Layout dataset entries
--------------------------------------------------

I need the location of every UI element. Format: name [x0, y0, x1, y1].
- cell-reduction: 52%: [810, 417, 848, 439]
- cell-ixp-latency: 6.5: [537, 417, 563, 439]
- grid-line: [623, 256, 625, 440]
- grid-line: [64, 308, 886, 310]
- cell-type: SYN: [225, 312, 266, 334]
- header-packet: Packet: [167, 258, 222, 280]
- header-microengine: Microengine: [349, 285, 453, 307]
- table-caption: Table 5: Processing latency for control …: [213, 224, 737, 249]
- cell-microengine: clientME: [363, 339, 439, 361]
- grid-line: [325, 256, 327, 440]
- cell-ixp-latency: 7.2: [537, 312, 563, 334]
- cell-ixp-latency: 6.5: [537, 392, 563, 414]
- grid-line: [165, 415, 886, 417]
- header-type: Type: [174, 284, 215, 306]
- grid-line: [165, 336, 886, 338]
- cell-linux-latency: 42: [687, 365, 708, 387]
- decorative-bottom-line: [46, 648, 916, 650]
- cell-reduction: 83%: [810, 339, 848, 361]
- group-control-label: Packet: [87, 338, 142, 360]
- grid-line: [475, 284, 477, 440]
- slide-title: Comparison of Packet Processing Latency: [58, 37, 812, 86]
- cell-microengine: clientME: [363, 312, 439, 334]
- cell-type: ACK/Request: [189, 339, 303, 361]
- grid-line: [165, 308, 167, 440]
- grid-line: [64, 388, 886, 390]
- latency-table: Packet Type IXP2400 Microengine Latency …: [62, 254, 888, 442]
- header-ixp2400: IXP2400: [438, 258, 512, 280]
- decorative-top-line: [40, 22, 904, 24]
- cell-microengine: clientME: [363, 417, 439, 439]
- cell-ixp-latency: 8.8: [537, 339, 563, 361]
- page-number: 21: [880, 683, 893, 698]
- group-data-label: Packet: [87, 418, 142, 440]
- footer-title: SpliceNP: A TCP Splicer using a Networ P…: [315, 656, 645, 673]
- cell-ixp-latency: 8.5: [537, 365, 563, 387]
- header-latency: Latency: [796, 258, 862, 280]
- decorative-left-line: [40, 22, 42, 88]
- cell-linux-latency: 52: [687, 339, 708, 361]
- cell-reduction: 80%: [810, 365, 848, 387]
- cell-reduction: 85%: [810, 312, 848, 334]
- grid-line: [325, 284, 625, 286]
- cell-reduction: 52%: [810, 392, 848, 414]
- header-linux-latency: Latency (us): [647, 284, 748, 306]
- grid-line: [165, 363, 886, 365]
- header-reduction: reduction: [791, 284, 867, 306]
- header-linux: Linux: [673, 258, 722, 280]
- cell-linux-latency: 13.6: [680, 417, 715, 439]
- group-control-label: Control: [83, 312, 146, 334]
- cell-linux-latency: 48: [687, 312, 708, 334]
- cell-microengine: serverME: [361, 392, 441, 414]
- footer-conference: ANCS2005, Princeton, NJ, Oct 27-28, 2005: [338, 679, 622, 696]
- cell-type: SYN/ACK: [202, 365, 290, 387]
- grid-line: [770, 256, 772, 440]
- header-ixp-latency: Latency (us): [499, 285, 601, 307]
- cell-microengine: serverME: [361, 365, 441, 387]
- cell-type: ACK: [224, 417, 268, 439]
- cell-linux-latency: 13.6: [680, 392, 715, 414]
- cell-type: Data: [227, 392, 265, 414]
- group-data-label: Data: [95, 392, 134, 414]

--------------------------------------------------

**Stated goal:** Update the stretch of lines from the first one through the line containing "- cell-reduction: 83%: [810, 339, 848, 361]" by replacing "grid-line" with "table-rule" everywhere in it. Keep everything else unchanged, and return only those lines.

**Solution to this exercise:**
I need the location of every UI element. Format: name [x0, y0, x1, y1].
- cell-reduction: 52%: [810, 417, 848, 439]
- cell-ixp-latency: 6.5: [537, 417, 563, 439]
- table-rule: [623, 256, 625, 440]
- table-rule: [64, 308, 886, 310]
- cell-type: SYN: [225, 312, 266, 334]
- header-packet: Packet: [167, 258, 222, 280]
- header-microengine: Microengine: [349, 285, 453, 307]
- table-caption: Table 5: Processing latency for control …: [213, 224, 737, 249]
- cell-microengine: clientME: [363, 339, 439, 361]
- table-rule: [325, 256, 327, 440]
- cell-ixp-latency: 7.2: [537, 312, 563, 334]
- cell-ixp-latency: 6.5: [537, 392, 563, 414]
- table-rule: [165, 415, 886, 417]
- header-type: Type: [174, 284, 215, 306]
- table-rule: [165, 336, 886, 338]
- cell-linux-latency: 42: [687, 365, 708, 387]
- decorative-bottom-line: [46, 648, 916, 650]
- cell-reduction: 83%: [810, 339, 848, 361]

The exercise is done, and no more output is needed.